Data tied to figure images
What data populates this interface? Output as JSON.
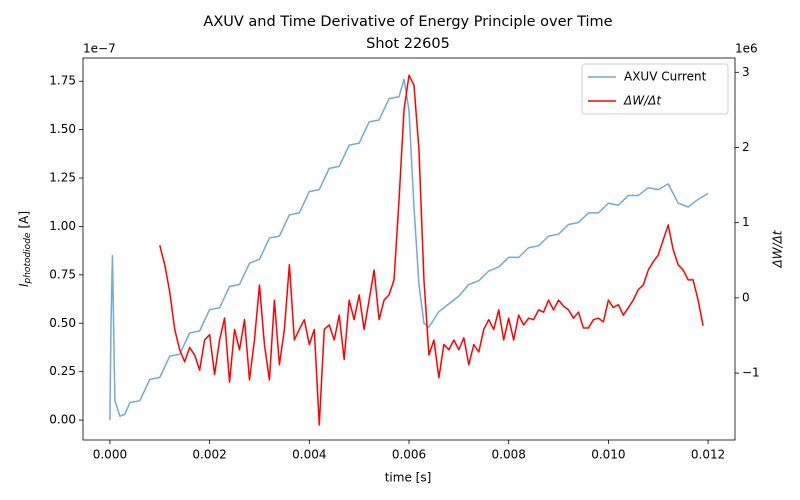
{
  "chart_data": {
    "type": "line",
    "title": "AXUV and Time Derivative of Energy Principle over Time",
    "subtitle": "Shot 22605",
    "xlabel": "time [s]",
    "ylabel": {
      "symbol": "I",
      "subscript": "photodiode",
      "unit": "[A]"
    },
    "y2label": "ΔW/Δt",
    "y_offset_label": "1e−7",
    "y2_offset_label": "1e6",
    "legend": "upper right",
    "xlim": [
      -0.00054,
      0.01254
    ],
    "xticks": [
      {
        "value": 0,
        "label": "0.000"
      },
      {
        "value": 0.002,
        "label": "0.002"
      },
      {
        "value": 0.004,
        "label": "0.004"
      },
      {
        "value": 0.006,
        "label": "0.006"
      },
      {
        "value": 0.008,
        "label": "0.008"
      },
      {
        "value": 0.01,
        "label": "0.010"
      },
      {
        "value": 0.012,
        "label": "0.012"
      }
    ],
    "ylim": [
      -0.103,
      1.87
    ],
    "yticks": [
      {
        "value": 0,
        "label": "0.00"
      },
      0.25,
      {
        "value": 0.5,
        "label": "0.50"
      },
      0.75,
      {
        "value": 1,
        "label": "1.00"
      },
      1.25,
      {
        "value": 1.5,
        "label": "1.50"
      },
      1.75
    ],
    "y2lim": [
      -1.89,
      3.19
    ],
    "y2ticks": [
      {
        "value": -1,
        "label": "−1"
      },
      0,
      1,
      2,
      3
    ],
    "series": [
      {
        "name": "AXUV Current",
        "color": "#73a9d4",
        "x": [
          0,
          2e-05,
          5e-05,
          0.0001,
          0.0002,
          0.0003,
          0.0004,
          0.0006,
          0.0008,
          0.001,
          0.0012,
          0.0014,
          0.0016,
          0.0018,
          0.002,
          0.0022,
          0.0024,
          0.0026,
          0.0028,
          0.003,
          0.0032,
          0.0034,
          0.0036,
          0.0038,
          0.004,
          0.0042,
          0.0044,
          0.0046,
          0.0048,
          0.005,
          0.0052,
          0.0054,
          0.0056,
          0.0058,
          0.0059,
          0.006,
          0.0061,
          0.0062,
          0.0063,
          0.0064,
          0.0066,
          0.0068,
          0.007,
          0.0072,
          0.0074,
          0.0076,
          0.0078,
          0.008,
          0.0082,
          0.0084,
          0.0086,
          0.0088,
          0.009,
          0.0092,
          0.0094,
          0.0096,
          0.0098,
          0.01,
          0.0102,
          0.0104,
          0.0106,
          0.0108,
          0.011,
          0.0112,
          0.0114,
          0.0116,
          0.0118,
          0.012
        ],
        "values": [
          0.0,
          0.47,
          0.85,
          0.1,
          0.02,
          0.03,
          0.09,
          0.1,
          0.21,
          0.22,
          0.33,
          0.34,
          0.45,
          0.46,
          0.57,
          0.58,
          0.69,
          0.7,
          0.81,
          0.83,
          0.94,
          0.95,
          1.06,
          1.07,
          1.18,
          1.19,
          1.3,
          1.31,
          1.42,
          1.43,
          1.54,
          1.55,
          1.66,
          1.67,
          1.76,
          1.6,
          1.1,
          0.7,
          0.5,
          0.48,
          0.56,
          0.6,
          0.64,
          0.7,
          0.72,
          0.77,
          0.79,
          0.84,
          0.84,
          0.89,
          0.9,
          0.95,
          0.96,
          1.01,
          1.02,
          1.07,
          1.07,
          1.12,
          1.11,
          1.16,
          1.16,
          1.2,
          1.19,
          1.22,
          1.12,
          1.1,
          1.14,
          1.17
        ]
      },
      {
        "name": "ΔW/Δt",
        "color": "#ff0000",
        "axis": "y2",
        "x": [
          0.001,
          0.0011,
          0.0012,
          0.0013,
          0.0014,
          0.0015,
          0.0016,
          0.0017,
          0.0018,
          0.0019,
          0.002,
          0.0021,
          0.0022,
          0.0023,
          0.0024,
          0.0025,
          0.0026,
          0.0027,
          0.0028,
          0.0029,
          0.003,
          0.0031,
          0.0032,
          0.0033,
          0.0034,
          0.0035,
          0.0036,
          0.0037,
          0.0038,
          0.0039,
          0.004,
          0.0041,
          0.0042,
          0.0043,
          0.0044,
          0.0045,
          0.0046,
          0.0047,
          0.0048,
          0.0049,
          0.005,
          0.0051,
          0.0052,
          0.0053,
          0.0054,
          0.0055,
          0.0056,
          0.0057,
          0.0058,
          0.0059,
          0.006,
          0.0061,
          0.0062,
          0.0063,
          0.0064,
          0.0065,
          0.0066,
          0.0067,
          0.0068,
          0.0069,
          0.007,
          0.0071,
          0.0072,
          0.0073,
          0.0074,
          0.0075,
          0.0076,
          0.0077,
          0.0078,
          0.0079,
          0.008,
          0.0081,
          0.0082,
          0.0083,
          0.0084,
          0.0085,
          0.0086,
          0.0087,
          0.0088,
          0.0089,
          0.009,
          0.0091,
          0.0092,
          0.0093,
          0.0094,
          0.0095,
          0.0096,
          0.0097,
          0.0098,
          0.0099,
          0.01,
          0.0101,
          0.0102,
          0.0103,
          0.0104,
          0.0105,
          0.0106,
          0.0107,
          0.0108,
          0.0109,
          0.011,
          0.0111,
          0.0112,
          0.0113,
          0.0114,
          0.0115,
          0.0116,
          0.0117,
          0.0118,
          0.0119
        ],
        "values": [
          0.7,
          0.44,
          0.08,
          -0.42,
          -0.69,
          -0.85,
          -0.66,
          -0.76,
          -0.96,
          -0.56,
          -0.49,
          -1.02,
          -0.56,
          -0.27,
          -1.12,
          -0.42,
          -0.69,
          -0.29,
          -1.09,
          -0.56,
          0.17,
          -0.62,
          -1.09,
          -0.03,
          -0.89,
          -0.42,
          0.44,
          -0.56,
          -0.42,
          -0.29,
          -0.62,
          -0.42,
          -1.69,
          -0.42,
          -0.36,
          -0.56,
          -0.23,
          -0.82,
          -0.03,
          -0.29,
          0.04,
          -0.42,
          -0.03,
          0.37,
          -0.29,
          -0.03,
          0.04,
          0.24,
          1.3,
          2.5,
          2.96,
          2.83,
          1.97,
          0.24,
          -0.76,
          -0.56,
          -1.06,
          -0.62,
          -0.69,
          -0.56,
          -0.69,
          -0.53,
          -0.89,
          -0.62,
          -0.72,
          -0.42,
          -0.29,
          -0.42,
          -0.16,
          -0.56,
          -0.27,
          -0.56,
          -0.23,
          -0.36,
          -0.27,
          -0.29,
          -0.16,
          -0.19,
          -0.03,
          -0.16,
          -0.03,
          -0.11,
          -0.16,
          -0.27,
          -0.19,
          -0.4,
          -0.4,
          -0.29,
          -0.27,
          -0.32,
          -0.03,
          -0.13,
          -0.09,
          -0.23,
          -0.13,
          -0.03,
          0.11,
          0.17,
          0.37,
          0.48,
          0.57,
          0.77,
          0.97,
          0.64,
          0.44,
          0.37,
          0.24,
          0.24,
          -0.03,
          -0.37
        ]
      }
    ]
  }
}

> TASK:
Go through the data and count each line that has the word "AXUV", then give the total alone.

> OUTPUT FOR THIS EXERCISE:
2